## What is required
Which lines in the material below contain the word "WATER"? Copy each of them.

════════════════

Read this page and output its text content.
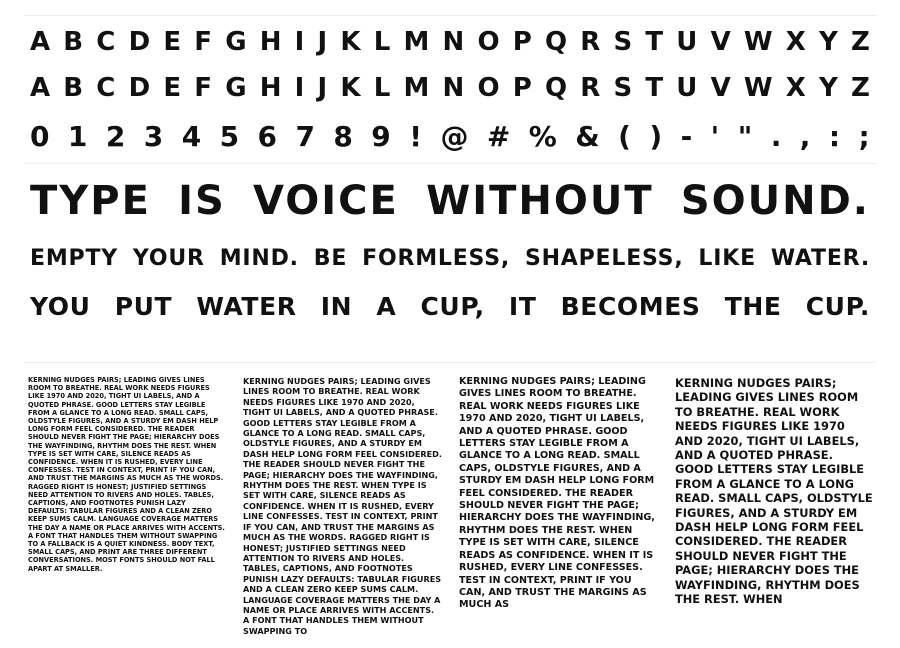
A B C D E F G H I J K L M N O P Q R S T U V W X Y Z
A B C D E F G H I J K L M N O P Q R S T U V W X Y Z
0 1 2 3 4 5 6 7 8 9 ! @ # % & ( ) - ' " . , : ;
TYPE IS VOICE WITHOUT SOUND.
EMPTY YOUR MIND. BE FORMLESS, SHAPELESS, LIKE WATER.
YOU PUT WATER IN A CUP, IT BECOMES THE CUP.
KERNING NUDGES PAIRS; LEADING GIVES LINES ROOM TO BREATHE. REAL WORK NEEDS FIGURES LIKE 1970 AND 2020, TIGHT UI LABELS, AND A QUOTED PHRASE. GOOD LETTERS STAY LEGIBLE FROM A GLANCE TO A LONG READ. SMALL CAPS, OLDSTYLE FIGURES, AND A STURDY EM DASH HELP LONG FORM FEEL CONSIDERED. THE READER SHOULD NEVER FIGHT THE PAGE; HIERARCHY DOES THE WAYFINDING, RHYTHM DOES THE REST. WHEN TYPE IS SET WITH CARE, SILENCE READS AS CONFIDENCE. WHEN IT IS RUSHED, EVERY LINE CONFESSES. TEST IN CONTEXT, PRINT IF YOU CAN, AND TRUST THE MARGINS AS MUCH AS THE WORDS. RAGGED RIGHT IS HONEST; JUSTIFIED SETTINGS NEED ATTENTION TO RIVERS AND HOLES. TABLES, CAPTIONS, AND FOOTNOTES PUNISH LAZY DEFAULTS: TABULAR FIGURES AND A CLEAN ZERO KEEP SUMS CALM. LANGUAGE COVERAGE MATTERS THE DAY A NAME OR PLACE ARRIVES WITH ACCENTS. A FONT THAT HANDLES THEM WITHOUT SWAPPING TO A FALLBACK IS A QUIET KINDNESS. BODY TEXT, SMALL CAPS, AND PRINT ARE THREE DIFFERENT CONVERSATIONS. MOST FONTS SHOULD NOT FALL APART AT SMALLER.
KERNING NUDGES PAIRS; LEADING GIVES LINES ROOM TO BREATHE. REAL WORK NEEDS FIGURES LIKE 1970 AND 2020, TIGHT UI LABELS, AND A QUOTED PHRASE. GOOD LETTERS STAY LEGIBLE FROM A GLANCE TO A LONG READ. SMALL CAPS, OLDSTYLE FIGURES, AND A STURDY EM DASH HELP LONG FORM FEEL CONSIDERED. THE READER SHOULD NEVER FIGHT THE PAGE; HIERARCHY DOES THE WAYFINDING, RHYTHM DOES THE REST. WHEN TYPE IS SET WITH CARE, SILENCE READS AS CONFIDENCE. WHEN IT IS RUSHED, EVERY LINE CONFESSES. TEST IN CONTEXT, PRINT IF YOU CAN, AND TRUST THE MARGINS AS MUCH AS THE WORDS. RAGGED RIGHT IS HONEST; JUSTIFIED SETTINGS NEED ATTENTION TO RIVERS AND HOLES. TABLES, CAPTIONS, AND FOOTNOTES PUNISH LAZY DEFAULTS: TABULAR FIGURES AND A CLEAN ZERO KEEP SUMS CALM. LANGUAGE COVERAGE MATTERS THE DAY A NAME OR PLACE ARRIVES WITH ACCENTS. A FONT THAT HANDLES THEM WITHOUT SWAPPING TO
KERNING NUDGES PAIRS; LEADING GIVES LINES ROOM TO BREATHE. REAL WORK NEEDS FIGURES LIKE 1970 AND 2020, TIGHT UI LABELS, AND A QUOTED PHRASE. GOOD LETTERS STAY LEGIBLE FROM A GLANCE TO A LONG READ. SMALL CAPS, OLDSTYLE FIGURES, AND A STURDY EM DASH HELP LONG FORM FEEL CONSIDERED. THE READER SHOULD NEVER FIGHT THE PAGE; HIERARCHY DOES THE WAYFINDING, RHYTHM DOES THE REST. WHEN TYPE IS SET WITH CARE, SILENCE READS AS CONFIDENCE. WHEN IT IS RUSHED, EVERY LINE CONFESSES. TEST IN CONTEXT, PRINT IF YOU CAN, AND TRUST THE MARGINS AS MUCH AS
KERNING NUDGES PAIRS; LEADING GIVES LINES ROOM TO BREATHE. REAL WORK NEEDS FIGURES LIKE 1970 AND 2020, TIGHT UI LABELS, AND A QUOTED PHRASE. GOOD LETTERS STAY LEGIBLE FROM A GLANCE TO A LONG READ. SMALL CAPS, OLDSTYLE FIGURES, AND A STURDY EM DASH HELP LONG FORM FEEL CONSIDERED. THE READER SHOULD NEVER FIGHT THE PAGE; HIERARCHY DOES THE WAYFINDING, RHYTHM DOES THE REST. WHEN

════════════════

## Answer in full
EMPTY YOUR MIND. BE FORMLESS, SHAPELESS, LIKE WATER.
YOU PUT WATER IN A CUP, IT BECOMES THE CUP.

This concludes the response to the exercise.